▶ _Your task_:
Below are some records: retype them all exactly, but not the pictures.

--- Start of Data for this exercise ---

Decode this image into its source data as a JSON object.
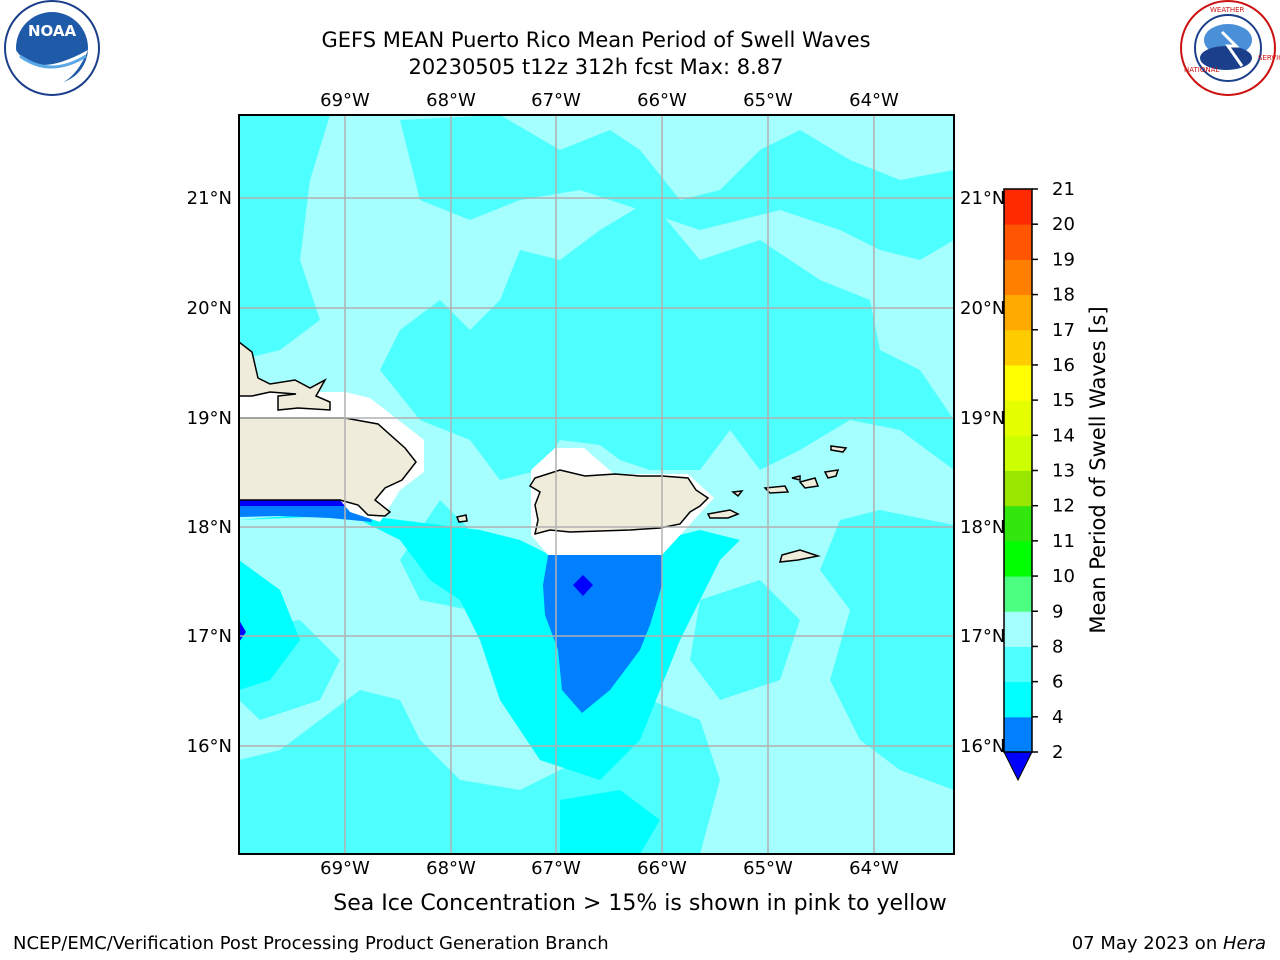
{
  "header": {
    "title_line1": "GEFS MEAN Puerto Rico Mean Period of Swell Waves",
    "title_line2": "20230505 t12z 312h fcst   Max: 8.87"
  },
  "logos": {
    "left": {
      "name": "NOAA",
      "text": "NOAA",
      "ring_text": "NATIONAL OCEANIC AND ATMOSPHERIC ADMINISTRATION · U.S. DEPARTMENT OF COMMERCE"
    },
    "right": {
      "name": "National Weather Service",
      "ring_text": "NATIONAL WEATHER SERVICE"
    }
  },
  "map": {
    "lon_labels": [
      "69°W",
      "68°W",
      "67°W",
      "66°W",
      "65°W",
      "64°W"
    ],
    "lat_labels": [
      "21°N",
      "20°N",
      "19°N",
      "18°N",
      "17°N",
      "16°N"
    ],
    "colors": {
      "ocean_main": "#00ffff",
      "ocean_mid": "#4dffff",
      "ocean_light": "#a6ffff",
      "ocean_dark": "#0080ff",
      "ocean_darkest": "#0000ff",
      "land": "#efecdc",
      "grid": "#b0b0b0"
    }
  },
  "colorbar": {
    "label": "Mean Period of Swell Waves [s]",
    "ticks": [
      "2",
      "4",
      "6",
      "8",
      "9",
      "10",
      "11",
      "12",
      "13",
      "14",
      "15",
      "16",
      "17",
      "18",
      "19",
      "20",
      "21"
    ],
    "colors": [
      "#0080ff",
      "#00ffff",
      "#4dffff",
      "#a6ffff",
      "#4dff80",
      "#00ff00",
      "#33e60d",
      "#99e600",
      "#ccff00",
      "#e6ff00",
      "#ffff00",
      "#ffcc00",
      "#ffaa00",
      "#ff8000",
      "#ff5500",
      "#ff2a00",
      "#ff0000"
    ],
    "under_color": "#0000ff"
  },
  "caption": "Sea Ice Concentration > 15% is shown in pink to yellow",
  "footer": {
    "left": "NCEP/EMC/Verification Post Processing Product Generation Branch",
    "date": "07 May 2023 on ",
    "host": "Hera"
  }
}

--- End of Data for this exercise ---

▶ _Exercise response_:
Decode this image into its source data as a JSON object.
{
  "header": {
    "title_line1": "GEFS MEAN Puerto Rico Mean Period of Swell Waves",
    "title_line2": "20230505 t12z 312h fcst   Max: 8.87"
  },
  "logos": {
    "left": {
      "name": "NOAA",
      "text": "NOAA",
      "ring_text": "NATIONAL OCEANIC AND ATMOSPHERIC ADMINISTRATION · U.S. DEPARTMENT OF COMMERCE"
    },
    "right": {
      "name": "National Weather Service",
      "ring_text": "NATIONAL WEATHER SERVICE"
    }
  },
  "map": {
    "lon_labels": [
      "69°W",
      "68°W",
      "67°W",
      "66°W",
      "65°W",
      "64°W"
    ],
    "lat_labels": [
      "21°N",
      "20°N",
      "19°N",
      "18°N",
      "17°N",
      "16°N"
    ],
    "colors": {
      "ocean_main": "#00ffff",
      "ocean_mid": "#4dffff",
      "ocean_light": "#a6ffff",
      "ocean_dark": "#0080ff",
      "ocean_darkest": "#0000ff",
      "land": "#efecdc",
      "grid": "#b0b0b0"
    }
  },
  "colorbar": {
    "label": "Mean Period of Swell Waves [s]",
    "ticks": [
      "2",
      "4",
      "6",
      "8",
      "9",
      "10",
      "11",
      "12",
      "13",
      "14",
      "15",
      "16",
      "17",
      "18",
      "19",
      "20",
      "21"
    ],
    "colors": [
      "#0080ff",
      "#00ffff",
      "#4dffff",
      "#a6ffff",
      "#4dff80",
      "#00ff00",
      "#33e60d",
      "#99e600",
      "#ccff00",
      "#e6ff00",
      "#ffff00",
      "#ffcc00",
      "#ffaa00",
      "#ff8000",
      "#ff5500",
      "#ff2a00",
      "#ff0000"
    ],
    "under_color": "#0000ff"
  },
  "caption": "Sea Ice Concentration > 15% is shown in pink to yellow",
  "footer": {
    "left": "NCEP/EMC/Verification Post Processing Product Generation Branch",
    "date": "07 May 2023 on ",
    "host": "Hera"
  }
}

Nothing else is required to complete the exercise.